▶ Problem statement
Repeat the entire listing exactly.

▶ Data shown
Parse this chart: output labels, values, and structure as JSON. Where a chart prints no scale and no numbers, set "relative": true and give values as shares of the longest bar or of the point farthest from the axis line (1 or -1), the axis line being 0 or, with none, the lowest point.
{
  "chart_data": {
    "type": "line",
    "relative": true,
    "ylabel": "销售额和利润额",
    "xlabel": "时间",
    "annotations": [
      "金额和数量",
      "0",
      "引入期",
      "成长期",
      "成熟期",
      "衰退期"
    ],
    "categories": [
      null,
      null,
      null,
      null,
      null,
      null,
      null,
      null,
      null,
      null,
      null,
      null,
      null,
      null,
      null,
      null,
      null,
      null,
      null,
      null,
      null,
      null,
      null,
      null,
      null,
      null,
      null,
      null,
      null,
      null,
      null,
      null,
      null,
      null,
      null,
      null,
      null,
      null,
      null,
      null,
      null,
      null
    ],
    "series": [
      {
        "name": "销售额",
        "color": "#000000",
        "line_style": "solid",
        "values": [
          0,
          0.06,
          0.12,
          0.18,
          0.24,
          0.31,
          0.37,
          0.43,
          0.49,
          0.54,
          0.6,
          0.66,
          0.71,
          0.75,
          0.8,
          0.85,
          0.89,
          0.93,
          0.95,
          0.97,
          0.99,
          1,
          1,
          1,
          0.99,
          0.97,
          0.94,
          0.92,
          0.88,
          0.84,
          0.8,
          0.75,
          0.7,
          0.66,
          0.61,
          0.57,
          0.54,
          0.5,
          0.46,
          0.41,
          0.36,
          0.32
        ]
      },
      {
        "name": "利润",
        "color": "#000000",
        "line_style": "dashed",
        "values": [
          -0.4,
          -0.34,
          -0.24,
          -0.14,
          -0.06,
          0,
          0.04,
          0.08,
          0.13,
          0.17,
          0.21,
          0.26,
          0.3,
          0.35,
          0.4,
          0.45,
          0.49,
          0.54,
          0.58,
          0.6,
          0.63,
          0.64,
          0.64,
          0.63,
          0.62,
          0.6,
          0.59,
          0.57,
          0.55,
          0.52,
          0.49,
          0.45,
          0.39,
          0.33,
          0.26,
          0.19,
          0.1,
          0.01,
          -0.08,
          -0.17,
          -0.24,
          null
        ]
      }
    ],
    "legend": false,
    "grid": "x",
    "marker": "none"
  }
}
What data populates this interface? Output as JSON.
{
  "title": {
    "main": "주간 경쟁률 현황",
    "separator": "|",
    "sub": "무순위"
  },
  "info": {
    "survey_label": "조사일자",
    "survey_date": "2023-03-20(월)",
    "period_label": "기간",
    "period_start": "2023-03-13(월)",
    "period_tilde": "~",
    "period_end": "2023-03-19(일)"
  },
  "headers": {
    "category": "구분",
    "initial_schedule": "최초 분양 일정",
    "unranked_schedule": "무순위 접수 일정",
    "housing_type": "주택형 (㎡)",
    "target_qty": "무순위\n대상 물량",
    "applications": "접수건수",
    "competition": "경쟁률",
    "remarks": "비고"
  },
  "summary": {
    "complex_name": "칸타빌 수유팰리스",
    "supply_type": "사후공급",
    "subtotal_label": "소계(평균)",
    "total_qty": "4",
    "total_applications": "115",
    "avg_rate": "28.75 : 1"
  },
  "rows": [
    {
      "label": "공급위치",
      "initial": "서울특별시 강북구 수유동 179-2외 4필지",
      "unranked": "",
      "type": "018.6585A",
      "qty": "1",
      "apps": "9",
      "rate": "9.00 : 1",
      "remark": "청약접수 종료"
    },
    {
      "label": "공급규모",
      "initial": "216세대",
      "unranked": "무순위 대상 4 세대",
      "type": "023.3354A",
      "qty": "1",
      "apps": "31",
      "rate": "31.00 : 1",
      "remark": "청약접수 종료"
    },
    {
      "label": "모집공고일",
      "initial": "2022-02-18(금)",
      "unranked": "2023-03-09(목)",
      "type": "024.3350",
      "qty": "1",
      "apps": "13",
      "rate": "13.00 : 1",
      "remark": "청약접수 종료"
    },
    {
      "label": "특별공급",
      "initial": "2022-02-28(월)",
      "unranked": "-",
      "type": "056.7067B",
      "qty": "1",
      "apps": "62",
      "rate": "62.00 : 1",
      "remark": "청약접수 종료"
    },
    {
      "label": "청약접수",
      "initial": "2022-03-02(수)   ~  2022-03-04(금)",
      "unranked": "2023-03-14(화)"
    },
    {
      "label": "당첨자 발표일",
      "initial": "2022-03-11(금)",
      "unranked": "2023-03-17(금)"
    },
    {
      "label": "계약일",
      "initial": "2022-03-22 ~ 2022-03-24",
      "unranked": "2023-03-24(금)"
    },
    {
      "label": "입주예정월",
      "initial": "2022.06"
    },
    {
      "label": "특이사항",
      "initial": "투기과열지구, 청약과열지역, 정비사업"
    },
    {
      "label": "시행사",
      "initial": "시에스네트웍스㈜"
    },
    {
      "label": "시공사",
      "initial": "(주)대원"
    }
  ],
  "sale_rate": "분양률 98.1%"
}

▶ Completed task
Parse this chart: output labels, values, and structure as JSON. Where a chart prints no scale and no numbers, set "relative": true and give values as shares of the longest bar or of the point farthest from the axis line (1 or -1), the axis line being 0 or, with none, the lowest point.
{
  "chart_data": {
    "type": "line",
    "relative": true,
    "ylabel": "销售额和利润额",
    "xlabel": "时间",
    "annotations": [
      "金额和数量",
      "0",
      "引入期",
      "成长期",
      "成熟期",
      "衰退期"
    ],
    "categories": [
      null,
      null,
      null,
      null,
      null,
      null,
      null,
      null,
      null,
      null,
      null,
      null,
      null,
      null,
      null,
      null,
      null,
      null,
      null,
      null,
      null,
      null,
      null,
      null,
      null,
      null,
      null,
      null,
      null,
      null,
      null,
      null,
      null,
      null,
      null,
      null,
      null,
      null,
      null,
      null,
      null,
      null
    ],
    "series": [
      {
        "name": "销售额",
        "color": "#000000",
        "line_style": "solid",
        "values": [
          0,
          0.06,
          0.12,
          0.18,
          0.24,
          0.31,
          0.37,
          0.43,
          0.49,
          0.54,
          0.6,
          0.66,
          0.71,
          0.75,
          0.8,
          0.85,
          0.89,
          0.93,
          0.95,
          0.97,
          0.99,
          1,
          1,
          1,
          0.99,
          0.97,
          0.94,
          0.92,
          0.88,
          0.84,
          0.8,
          0.75,
          0.7,
          0.66,
          0.61,
          0.57,
          0.54,
          0.5,
          0.46,
          0.41,
          0.36,
          0.32
        ]
      },
      {
        "name": "利润",
        "color": "#000000",
        "line_style": "dashed",
        "values": [
          -0.4,
          -0.34,
          -0.24,
          -0.14,
          -0.06,
          0,
          0.04,
          0.08,
          0.13,
          0.17,
          0.21,
          0.26,
          0.3,
          0.35,
          0.4,
          0.45,
          0.49,
          0.54,
          0.58,
          0.6,
          0.63,
          0.64,
          0.64,
          0.63,
          0.62,
          0.6,
          0.59,
          0.57,
          0.55,
          0.52,
          0.49,
          0.45,
          0.39,
          0.33,
          0.26,
          0.19,
          0.1,
          0.01,
          -0.08,
          -0.17,
          -0.24,
          null
        ]
      }
    ],
    "legend": false,
    "grid": "x",
    "marker": "none"
  }
}
What data populates this interface? Output as JSON.
{
  "title": {
    "main": "주간 경쟁률 현황",
    "separator": "|",
    "sub": "무순위"
  },
  "info": {
    "survey_label": "조사일자",
    "survey_date": "2023-03-20(월)",
    "period_label": "기간",
    "period_start": "2023-03-13(월)",
    "period_tilde": "~",
    "period_end": "2023-03-19(일)"
  },
  "headers": {
    "category": "구분",
    "initial_schedule": "최초 분양 일정",
    "unranked_schedule": "무순위 접수 일정",
    "housing_type": "주택형 (㎡)",
    "target_qty": "무순위\n대상 물량",
    "applications": "접수건수",
    "competition": "경쟁률",
    "remarks": "비고"
  },
  "summary": {
    "complex_name": "칸타빌 수유팰리스",
    "supply_type": "사후공급",
    "subtotal_label": "소계(평균)",
    "total_qty": "4",
    "total_applications": "115",
    "avg_rate": "28.75 : 1"
  },
  "rows": [
    {
      "label": "공급위치",
      "initial": "서울특별시 강북구 수유동 179-2외 4필지",
      "unranked": "",
      "type": "018.6585A",
      "qty": "1",
      "apps": "9",
      "rate": "9.00 : 1",
      "remark": "청약접수 종료"
    },
    {
      "label": "공급규모",
      "initial": "216세대",
      "unranked": "무순위 대상 4 세대",
      "type": "023.3354A",
      "qty": "1",
      "apps": "31",
      "rate": "31.00 : 1",
      "remark": "청약접수 종료"
    },
    {
      "label": "모집공고일",
      "initial": "2022-02-18(금)",
      "unranked": "2023-03-09(목)",
      "type": "024.3350",
      "qty": "1",
      "apps": "13",
      "rate": "13.00 : 1",
      "remark": "청약접수 종료"
    },
    {
      "label": "특별공급",
      "initial": "2022-02-28(월)",
      "unranked": "-",
      "type": "056.7067B",
      "qty": "1",
      "apps": "62",
      "rate": "62.00 : 1",
      "remark": "청약접수 종료"
    },
    {
      "label": "청약접수",
      "initial": "2022-03-02(수)   ~  2022-03-04(금)",
      "unranked": "2023-03-14(화)"
    },
    {
      "label": "당첨자 발표일",
      "initial": "2022-03-11(금)",
      "unranked": "2023-03-17(금)"
    },
    {
      "label": "계약일",
      "initial": "2022-03-22 ~ 2022-03-24",
      "unranked": "2023-03-24(금)"
    },
    {
      "label": "입주예정월",
      "initial": "2022.06"
    },
    {
      "label": "특이사항",
      "initial": "투기과열지구, 청약과열지역, 정비사업"
    },
    {
      "label": "시행사",
      "initial": "시에스네트웍스㈜"
    },
    {
      "label": "시공사",
      "initial": "(주)대원"
    }
  ],
  "sale_rate": "분양률 98.1%"
}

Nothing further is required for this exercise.